▶ ENUNCIADO
Reproduce sin ningún cambio todas las líneas del listado que aparece a continuación.

Registros de elementos y coordenadas

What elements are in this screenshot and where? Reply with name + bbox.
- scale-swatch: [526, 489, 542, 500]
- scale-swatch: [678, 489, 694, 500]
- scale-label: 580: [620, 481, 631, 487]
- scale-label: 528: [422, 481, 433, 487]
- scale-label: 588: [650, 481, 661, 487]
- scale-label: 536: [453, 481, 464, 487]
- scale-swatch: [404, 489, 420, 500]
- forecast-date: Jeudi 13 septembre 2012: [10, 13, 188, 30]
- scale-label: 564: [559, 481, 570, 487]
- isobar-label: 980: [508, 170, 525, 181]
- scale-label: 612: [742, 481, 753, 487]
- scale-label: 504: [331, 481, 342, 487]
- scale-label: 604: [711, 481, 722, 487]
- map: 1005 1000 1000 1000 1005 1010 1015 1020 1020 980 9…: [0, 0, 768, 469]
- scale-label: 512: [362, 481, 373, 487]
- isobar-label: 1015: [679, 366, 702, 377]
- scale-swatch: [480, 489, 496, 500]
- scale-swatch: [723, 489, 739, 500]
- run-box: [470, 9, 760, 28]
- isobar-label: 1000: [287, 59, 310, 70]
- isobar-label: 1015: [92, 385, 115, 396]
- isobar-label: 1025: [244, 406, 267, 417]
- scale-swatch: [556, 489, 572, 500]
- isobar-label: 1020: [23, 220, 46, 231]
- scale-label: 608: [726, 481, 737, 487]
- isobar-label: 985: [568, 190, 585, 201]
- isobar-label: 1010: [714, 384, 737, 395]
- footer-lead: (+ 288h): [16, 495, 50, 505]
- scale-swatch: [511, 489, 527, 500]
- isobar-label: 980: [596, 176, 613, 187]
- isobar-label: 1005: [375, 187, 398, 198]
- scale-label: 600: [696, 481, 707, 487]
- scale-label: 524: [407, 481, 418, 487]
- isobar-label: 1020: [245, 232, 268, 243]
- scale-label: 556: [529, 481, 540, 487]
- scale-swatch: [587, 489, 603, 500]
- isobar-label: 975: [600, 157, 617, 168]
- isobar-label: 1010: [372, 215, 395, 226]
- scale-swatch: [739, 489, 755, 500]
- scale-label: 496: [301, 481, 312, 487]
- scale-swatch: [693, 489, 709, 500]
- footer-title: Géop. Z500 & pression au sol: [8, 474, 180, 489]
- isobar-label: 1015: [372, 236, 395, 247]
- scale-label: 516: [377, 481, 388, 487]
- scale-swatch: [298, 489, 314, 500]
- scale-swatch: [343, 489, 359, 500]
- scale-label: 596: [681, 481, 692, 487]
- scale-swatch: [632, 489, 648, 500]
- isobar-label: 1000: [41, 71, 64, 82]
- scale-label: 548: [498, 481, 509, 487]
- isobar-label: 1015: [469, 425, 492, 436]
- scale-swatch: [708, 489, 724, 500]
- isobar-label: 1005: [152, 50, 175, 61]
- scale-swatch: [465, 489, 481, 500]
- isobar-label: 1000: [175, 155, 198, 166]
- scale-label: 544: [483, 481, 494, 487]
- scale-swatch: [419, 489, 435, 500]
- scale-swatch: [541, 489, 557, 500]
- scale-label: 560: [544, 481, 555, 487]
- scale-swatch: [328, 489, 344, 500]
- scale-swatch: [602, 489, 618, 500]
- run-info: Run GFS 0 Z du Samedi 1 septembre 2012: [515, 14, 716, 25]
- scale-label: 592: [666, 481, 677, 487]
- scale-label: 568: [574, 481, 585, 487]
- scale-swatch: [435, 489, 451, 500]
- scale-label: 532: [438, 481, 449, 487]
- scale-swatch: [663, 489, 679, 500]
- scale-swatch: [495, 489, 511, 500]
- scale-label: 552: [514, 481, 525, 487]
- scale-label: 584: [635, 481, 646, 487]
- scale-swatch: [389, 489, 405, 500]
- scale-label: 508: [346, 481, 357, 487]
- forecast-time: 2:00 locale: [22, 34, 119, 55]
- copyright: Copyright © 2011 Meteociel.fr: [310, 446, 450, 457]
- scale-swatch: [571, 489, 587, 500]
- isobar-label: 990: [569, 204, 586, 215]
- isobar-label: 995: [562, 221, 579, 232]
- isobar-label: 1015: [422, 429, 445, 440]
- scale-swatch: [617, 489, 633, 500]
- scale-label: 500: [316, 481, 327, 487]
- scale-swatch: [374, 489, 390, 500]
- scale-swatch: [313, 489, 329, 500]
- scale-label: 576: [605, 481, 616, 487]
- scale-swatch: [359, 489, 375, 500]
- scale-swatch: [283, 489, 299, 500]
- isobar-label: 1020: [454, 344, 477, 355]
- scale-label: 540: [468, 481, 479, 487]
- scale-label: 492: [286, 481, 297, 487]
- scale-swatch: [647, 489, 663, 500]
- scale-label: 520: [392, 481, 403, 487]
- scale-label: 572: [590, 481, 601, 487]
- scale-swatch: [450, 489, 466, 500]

▶ SOLUCIÓN
What elements are in this screenshot and where? Reply with name + bbox.
- scale-swatch: [526, 489, 542, 500]
- scale-swatch: [678, 489, 694, 500]
- scale-label: 580: [620, 481, 631, 487]
- scale-label: 528: [422, 481, 433, 487]
- scale-label: 588: [650, 481, 661, 487]
- scale-label: 536: [453, 481, 464, 487]
- scale-swatch: [404, 489, 420, 500]
- forecast-date: Jeudi 13 septembre 2012: [10, 13, 188, 30]
- scale-label: 564: [559, 481, 570, 487]
- isobar-label: 980: [508, 170, 525, 181]
- scale-label: 612: [742, 481, 753, 487]
- scale-label: 504: [331, 481, 342, 487]
- scale-label: 604: [711, 481, 722, 487]
- map: 1005 1000 1000 1000 1005 1010 1015 1020 1020 980 9…: [0, 0, 768, 469]
- scale-label: 512: [362, 481, 373, 487]
- isobar-label: 1015: [679, 366, 702, 377]
- scale-swatch: [480, 489, 496, 500]
- scale-swatch: [723, 489, 739, 500]
- run-box: [470, 9, 760, 28]
- isobar-label: 1000: [287, 59, 310, 70]
- isobar-label: 1015: [92, 385, 115, 396]
- isobar-label: 1025: [244, 406, 267, 417]
- scale-swatch: [556, 489, 572, 500]
- isobar-label: 1020: [23, 220, 46, 231]
- scale-label: 608: [726, 481, 737, 487]
- isobar-label: 985: [568, 190, 585, 201]
- isobar-label: 1010: [714, 384, 737, 395]
- footer-lead: (+ 288h): [16, 495, 50, 505]
- scale-swatch: [511, 489, 527, 500]
- isobar-label: 980: [596, 176, 613, 187]
- isobar-label: 1005: [375, 187, 398, 198]
- scale-label: 600: [696, 481, 707, 487]
- scale-label: 524: [407, 481, 418, 487]
- isobar-label: 1020: [245, 232, 268, 243]
- scale-label: 556: [529, 481, 540, 487]
- scale-swatch: [587, 489, 603, 500]
- isobar-label: 975: [600, 157, 617, 168]
- isobar-label: 1010: [372, 215, 395, 226]
- scale-swatch: [739, 489, 755, 500]
- scale-label: 496: [301, 481, 312, 487]
- scale-swatch: [693, 489, 709, 500]
- footer-title: Géop. Z500 & pression au sol: [8, 474, 180, 489]
- isobar-label: 1015: [372, 236, 395, 247]
- scale-label: 516: [377, 481, 388, 487]
- scale-swatch: [298, 489, 314, 500]
- scale-swatch: [343, 489, 359, 500]
- scale-label: 596: [681, 481, 692, 487]
- scale-swatch: [632, 489, 648, 500]
- isobar-label: 1000: [41, 71, 64, 82]
- scale-label: 548: [498, 481, 509, 487]
- isobar-label: 1015: [469, 425, 492, 436]
- scale-swatch: [708, 489, 724, 500]
- isobar-label: 1005: [152, 50, 175, 61]
- scale-swatch: [465, 489, 481, 500]
- isobar-label: 1000: [175, 155, 198, 166]
- scale-label: 544: [483, 481, 494, 487]
- scale-swatch: [419, 489, 435, 500]
- scale-swatch: [541, 489, 557, 500]
- scale-label: 560: [544, 481, 555, 487]
- scale-swatch: [328, 489, 344, 500]
- scale-swatch: [602, 489, 618, 500]
- run-info: Run GFS 0 Z du Samedi 1 septembre 2012: [515, 14, 716, 25]
- scale-label: 592: [666, 481, 677, 487]
- scale-label: 568: [574, 481, 585, 487]
- scale-swatch: [435, 489, 451, 500]
- scale-label: 532: [438, 481, 449, 487]
- scale-swatch: [663, 489, 679, 500]
- scale-swatch: [495, 489, 511, 500]
- scale-label: 552: [514, 481, 525, 487]
- scale-label: 584: [635, 481, 646, 487]
- scale-swatch: [389, 489, 405, 500]
- scale-label: 508: [346, 481, 357, 487]
- forecast-time: 2:00 locale: [22, 34, 119, 55]
- copyright: Copyright © 2011 Meteociel.fr: [310, 446, 450, 457]
- scale-swatch: [571, 489, 587, 500]
- isobar-label: 990: [569, 204, 586, 215]
- isobar-label: 995: [562, 221, 579, 232]
- isobar-label: 1015: [422, 429, 445, 440]
- scale-swatch: [617, 489, 633, 500]
- scale-label: 500: [316, 481, 327, 487]
- scale-swatch: [374, 489, 390, 500]
- scale-swatch: [313, 489, 329, 500]
- scale-label: 576: [605, 481, 616, 487]
- scale-swatch: [359, 489, 375, 500]
- scale-swatch: [283, 489, 299, 500]
- isobar-label: 1020: [454, 344, 477, 355]
- scale-label: 540: [468, 481, 479, 487]
- scale-label: 492: [286, 481, 297, 487]
- scale-swatch: [647, 489, 663, 500]
- scale-label: 520: [392, 481, 403, 487]
- scale-label: 572: [590, 481, 601, 487]
- scale-swatch: [450, 489, 466, 500]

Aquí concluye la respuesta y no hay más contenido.